## Task goal
How many lines in this material include the string "bytes"? Answer with the number and nothing further.

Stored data

------

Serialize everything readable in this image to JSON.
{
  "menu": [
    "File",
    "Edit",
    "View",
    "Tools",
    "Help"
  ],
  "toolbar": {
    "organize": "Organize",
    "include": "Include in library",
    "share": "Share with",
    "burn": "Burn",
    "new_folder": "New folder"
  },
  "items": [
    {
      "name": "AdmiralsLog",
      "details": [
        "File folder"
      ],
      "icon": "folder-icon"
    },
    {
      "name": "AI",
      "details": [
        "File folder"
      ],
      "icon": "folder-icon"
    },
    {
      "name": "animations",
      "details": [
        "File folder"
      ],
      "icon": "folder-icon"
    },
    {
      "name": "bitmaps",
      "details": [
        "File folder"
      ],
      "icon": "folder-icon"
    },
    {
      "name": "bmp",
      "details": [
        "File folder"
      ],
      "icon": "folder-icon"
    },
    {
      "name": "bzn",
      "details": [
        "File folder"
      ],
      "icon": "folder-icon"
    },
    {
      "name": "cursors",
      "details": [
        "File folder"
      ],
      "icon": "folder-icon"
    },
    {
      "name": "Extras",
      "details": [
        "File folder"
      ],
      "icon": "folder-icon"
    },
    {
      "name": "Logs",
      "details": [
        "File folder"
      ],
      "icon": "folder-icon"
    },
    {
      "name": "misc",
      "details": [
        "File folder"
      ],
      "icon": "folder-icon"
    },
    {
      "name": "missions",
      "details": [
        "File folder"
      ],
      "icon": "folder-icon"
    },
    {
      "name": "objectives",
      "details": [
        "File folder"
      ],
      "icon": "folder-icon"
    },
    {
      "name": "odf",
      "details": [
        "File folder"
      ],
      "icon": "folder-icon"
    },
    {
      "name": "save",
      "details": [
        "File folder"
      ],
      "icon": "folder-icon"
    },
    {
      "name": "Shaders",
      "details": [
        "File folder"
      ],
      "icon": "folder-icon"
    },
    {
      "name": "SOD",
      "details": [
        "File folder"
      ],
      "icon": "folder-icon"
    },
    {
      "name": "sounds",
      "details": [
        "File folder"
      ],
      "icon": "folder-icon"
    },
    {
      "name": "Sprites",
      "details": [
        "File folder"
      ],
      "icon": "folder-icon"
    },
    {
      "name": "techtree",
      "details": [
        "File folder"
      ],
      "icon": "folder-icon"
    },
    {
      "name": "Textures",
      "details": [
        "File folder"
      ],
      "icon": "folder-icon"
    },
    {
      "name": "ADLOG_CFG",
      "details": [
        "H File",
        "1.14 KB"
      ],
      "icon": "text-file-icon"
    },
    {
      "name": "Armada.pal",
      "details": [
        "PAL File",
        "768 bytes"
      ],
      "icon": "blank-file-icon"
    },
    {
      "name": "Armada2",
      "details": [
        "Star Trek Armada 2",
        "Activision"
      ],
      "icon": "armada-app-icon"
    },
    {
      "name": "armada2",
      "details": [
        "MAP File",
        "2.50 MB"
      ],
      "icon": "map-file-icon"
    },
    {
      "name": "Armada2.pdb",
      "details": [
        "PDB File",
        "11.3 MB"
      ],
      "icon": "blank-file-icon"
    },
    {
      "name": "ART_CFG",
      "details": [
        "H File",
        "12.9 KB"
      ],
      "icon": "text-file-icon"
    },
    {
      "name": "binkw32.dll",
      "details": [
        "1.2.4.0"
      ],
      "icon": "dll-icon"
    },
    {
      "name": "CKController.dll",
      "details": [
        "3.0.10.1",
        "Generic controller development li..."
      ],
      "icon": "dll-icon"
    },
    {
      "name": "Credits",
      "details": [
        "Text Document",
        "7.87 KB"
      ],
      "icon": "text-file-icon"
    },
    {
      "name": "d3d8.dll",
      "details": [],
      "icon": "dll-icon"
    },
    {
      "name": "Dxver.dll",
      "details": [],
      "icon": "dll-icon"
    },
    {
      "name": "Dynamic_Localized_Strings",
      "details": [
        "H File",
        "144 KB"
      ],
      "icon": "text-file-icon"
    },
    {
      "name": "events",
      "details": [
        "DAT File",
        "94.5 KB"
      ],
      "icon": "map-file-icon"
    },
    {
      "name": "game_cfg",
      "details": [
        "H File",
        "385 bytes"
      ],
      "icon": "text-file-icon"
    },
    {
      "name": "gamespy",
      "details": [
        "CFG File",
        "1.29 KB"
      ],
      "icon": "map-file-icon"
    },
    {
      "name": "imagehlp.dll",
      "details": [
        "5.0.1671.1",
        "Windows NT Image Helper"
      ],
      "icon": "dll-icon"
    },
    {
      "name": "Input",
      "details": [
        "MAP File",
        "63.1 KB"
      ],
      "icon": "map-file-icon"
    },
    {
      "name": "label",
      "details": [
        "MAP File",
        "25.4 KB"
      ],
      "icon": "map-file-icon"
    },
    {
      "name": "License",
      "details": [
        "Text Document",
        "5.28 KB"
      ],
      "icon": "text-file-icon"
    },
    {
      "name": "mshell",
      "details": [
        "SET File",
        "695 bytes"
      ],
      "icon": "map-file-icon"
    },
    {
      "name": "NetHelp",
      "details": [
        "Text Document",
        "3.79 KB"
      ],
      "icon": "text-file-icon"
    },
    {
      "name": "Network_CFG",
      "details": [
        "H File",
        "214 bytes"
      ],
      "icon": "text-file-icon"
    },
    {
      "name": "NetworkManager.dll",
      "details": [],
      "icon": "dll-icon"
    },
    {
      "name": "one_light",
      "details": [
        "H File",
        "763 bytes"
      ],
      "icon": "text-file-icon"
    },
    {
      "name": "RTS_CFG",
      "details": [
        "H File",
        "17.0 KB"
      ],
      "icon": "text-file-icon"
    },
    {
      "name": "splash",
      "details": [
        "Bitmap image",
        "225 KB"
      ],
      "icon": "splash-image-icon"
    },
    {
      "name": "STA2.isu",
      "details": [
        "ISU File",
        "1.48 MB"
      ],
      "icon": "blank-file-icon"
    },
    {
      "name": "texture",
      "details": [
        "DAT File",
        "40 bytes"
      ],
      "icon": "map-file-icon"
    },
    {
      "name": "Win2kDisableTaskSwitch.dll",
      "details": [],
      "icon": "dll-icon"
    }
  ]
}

------

## Task answer
6